** Start of RECORDS FOR PROCESSING **
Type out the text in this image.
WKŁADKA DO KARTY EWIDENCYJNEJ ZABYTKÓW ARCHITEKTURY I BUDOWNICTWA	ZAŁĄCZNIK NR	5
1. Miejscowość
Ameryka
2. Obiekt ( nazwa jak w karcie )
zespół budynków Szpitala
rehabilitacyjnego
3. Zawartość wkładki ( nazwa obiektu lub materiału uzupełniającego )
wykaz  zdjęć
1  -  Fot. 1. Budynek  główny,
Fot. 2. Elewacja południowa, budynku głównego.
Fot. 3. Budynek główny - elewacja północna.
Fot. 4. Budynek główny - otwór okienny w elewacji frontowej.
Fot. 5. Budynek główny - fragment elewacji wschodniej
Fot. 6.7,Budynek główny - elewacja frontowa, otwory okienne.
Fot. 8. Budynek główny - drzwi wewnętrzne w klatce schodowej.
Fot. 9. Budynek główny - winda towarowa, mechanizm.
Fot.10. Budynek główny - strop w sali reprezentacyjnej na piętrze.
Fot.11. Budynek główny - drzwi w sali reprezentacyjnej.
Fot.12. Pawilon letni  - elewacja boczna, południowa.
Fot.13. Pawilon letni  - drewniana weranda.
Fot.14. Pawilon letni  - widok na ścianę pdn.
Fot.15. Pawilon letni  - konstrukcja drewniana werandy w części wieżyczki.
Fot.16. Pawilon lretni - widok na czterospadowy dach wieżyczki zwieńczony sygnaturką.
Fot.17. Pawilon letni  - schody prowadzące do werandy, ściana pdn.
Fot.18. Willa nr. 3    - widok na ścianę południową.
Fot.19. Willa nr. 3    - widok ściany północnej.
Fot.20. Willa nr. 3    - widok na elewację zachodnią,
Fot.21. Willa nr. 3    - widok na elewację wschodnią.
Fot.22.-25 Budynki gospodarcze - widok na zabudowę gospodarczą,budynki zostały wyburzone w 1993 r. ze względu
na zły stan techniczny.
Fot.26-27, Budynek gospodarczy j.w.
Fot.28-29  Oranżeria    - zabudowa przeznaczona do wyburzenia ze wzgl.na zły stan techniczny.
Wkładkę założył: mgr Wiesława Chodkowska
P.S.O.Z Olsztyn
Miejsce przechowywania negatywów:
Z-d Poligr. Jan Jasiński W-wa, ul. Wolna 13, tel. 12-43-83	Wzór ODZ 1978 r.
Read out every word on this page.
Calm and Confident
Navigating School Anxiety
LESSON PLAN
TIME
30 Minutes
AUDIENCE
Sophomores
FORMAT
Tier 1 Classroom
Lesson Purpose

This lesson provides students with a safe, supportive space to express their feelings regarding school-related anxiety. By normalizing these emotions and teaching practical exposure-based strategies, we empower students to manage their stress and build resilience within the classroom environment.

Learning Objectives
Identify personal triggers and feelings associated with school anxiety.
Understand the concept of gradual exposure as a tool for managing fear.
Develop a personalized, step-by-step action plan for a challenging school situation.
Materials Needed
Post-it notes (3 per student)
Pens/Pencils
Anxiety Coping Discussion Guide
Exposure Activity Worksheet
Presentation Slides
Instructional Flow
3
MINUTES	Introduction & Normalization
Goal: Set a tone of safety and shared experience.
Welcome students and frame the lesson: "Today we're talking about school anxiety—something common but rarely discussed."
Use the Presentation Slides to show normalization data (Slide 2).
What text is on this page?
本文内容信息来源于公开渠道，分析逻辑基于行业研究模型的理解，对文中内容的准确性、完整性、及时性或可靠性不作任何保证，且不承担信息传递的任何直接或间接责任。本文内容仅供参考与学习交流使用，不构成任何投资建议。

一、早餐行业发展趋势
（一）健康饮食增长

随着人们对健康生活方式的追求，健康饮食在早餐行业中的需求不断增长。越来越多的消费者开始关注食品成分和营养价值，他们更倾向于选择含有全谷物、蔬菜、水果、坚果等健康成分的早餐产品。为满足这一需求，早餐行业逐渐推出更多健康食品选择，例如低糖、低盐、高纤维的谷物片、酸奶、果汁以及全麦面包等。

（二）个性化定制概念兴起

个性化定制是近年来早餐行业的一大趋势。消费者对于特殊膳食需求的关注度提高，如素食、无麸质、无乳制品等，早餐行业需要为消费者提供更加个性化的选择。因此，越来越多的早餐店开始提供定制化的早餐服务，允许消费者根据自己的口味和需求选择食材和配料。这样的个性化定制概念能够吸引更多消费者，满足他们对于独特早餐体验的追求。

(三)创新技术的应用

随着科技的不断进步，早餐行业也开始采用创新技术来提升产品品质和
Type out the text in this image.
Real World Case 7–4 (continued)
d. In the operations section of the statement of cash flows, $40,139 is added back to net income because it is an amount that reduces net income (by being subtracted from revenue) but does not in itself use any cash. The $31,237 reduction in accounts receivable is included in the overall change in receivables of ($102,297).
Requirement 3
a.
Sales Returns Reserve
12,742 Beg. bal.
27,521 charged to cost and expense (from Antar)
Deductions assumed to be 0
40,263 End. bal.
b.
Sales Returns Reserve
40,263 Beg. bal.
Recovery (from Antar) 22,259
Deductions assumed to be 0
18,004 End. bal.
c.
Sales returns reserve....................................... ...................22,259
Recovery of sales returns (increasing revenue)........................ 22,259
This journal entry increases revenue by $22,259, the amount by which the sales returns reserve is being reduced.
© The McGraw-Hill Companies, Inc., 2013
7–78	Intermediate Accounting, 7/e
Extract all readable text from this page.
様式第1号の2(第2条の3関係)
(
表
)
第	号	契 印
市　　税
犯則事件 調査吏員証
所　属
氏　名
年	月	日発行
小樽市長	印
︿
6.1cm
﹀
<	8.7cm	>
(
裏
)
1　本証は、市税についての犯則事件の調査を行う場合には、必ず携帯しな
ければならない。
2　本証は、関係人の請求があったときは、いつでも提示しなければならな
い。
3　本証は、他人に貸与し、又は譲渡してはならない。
** End of RECORDS FOR PROCESSING **
# OBJECTIVE
Reproduce the entries above in full, verbatim.

# COMPLETE RESPONSE
Type out the text in this image.
WKŁADKA DO KARTY EWIDENCYJNEJ ZABYTKÓW ARCHITEKTURY I BUDOWNICTWA	ZAŁĄCZNIK NR	5
1. Miejscowość
Ameryka
2. Obiekt ( nazwa jak w karcie )
zespół budynków Szpitala
rehabilitacyjnego
3. Zawartość wkładki ( nazwa obiektu lub materiału uzupełniającego )
wykaz  zdjęć
1  -  Fot. 1. Budynek  główny,
Fot. 2. Elewacja południowa, budynku głównego.
Fot. 3. Budynek główny - elewacja północna.
Fot. 4. Budynek główny - otwór okienny w elewacji frontowej.
Fot. 5. Budynek główny - fragment elewacji wschodniej
Fot. 6.7,Budynek główny - elewacja frontowa, otwory okienne.
Fot. 8. Budynek główny - drzwi wewnętrzne w klatce schodowej.
Fot. 9. Budynek główny - winda towarowa, mechanizm.
Fot.10. Budynek główny - strop w sali reprezentacyjnej na piętrze.
Fot.11. Budynek główny - drzwi w sali reprezentacyjnej.
Fot.12. Pawilon letni  - elewacja boczna, południowa.
Fot.13. Pawilon letni  - drewniana weranda.
Fot.14. Pawilon letni  - widok na ścianę pdn.
Fot.15. Pawilon letni  - konstrukcja drewniana werandy w części wieżyczki.
Fot.16. Pawilon lretni - widok na czterospadowy dach wieżyczki zwieńczony sygnaturką.
Fot.17. Pawilon letni  - schody prowadzące do werandy, ściana pdn.
Fot.18. Willa nr. 3    - widok na ścianę południową.
Fot.19. Willa nr. 3    - widok ściany północnej.
Fot.20. Willa nr. 3    - widok na elewację zachodnią,
Fot.21. Willa nr. 3    - widok na elewację wschodnią.
Fot.22.-25 Budynki gospodarcze - widok na zabudowę gospodarczą,budynki zostały wyburzone w 1993 r. ze względu
na zły stan techniczny.
Fot.26-27, Budynek gospodarczy j.w.
Fot.28-29  Oranżeria    - zabudowa przeznaczona do wyburzenia ze wzgl.na zły stan techniczny.
Wkładkę założył: mgr Wiesława Chodkowska
P.S.O.Z Olsztyn
Miejsce przechowywania negatywów:
Z-d Poligr. Jan Jasiński W-wa, ul. Wolna 13, tel. 12-43-83	Wzór ODZ 1978 r.
Read out every word on this page.
Calm and Confident
Navigating School Anxiety
LESSON PLAN
TIME
30 Minutes
AUDIENCE
Sophomores
FORMAT
Tier 1 Classroom
Lesson Purpose

This lesson provides students with a safe, supportive space to express their feelings regarding school-related anxiety. By normalizing these emotions and teaching practical exposure-based strategies, we empower students to manage their stress and build resilience within the classroom environment.

Learning Objectives
Identify personal triggers and feelings associated with school anxiety.
Understand the concept of gradual exposure as a tool for managing fear.
Develop a personalized, step-by-step action plan for a challenging school situation.
Materials Needed
Post-it notes (3 per student)
Pens/Pencils
Anxiety Coping Discussion Guide
Exposure Activity Worksheet
Presentation Slides
Instructional Flow
3
MINUTES	Introduction & Normalization
Goal: Set a tone of safety and shared experience.
Welcome students and frame the lesson: "Today we're talking about school anxiety—something common but rarely discussed."
Use the Presentation Slides to show normalization data (Slide 2).
What text is on this page?
本文内容信息来源于公开渠道，分析逻辑基于行业研究模型的理解，对文中内容的准确性、完整性、及时性或可靠性不作任何保证，且不承担信息传递的任何直接或间接责任。本文内容仅供参考与学习交流使用，不构成任何投资建议。

一、早餐行业发展趋势
（一）健康饮食增长

随着人们对健康生活方式的追求，健康饮食在早餐行业中的需求不断增长。越来越多的消费者开始关注食品成分和营养价值，他们更倾向于选择含有全谷物、蔬菜、水果、坚果等健康成分的早餐产品。为满足这一需求，早餐行业逐渐推出更多健康食品选择，例如低糖、低盐、高纤维的谷物片、酸奶、果汁以及全麦面包等。

（二）个性化定制概念兴起

个性化定制是近年来早餐行业的一大趋势。消费者对于特殊膳食需求的关注度提高，如素食、无麸质、无乳制品等，早餐行业需要为消费者提供更加个性化的选择。因此，越来越多的早餐店开始提供定制化的早餐服务，允许消费者根据自己的口味和需求选择食材和配料。这样的个性化定制概念能够吸引更多消费者，满足他们对于独特早餐体验的追求。

(三)创新技术的应用

随着科技的不断进步，早餐行业也开始采用创新技术来提升产品品质和
Type out the text in this image.
Real World Case 7–4 (continued)
d. In the operations section of the statement of cash flows, $40,139 is added back to net income because it is an amount that reduces net income (by being subtracted from revenue) but does not in itself use any cash. The $31,237 reduction in accounts receivable is included in the overall change in receivables of ($102,297).
Requirement 3
a.
Sales Returns Reserve
12,742 Beg. bal.
27,521 charged to cost and expense (from Antar)
Deductions assumed to be 0
40,263 End. bal.
b.
Sales Returns Reserve
40,263 Beg. bal.
Recovery (from Antar) 22,259
Deductions assumed to be 0
18,004 End. bal.
c.
Sales returns reserve....................................... ...................22,259
Recovery of sales returns (increasing revenue)........................ 22,259
This journal entry increases revenue by $22,259, the amount by which the sales returns reserve is being reduced.
© The McGraw-Hill Companies, Inc., 2013
7–78	Intermediate Accounting, 7/e
Extract all readable text from this page.
様式第1号の2(第2条の3関係)
(
表
)
第	号	契 印
市　　税
犯則事件 調査吏員証
所　属
氏　名
年	月	日発行
小樽市長	印
︿
6.1cm
﹀
<	8.7cm	>
(
裏
)
1　本証は、市税についての犯則事件の調査を行う場合には、必ず携帯しな
ければならない。
2　本証は、関係人の請求があったときは、いつでも提示しなければならな
い。
3　本証は、他人に貸与し、又は譲渡してはならない。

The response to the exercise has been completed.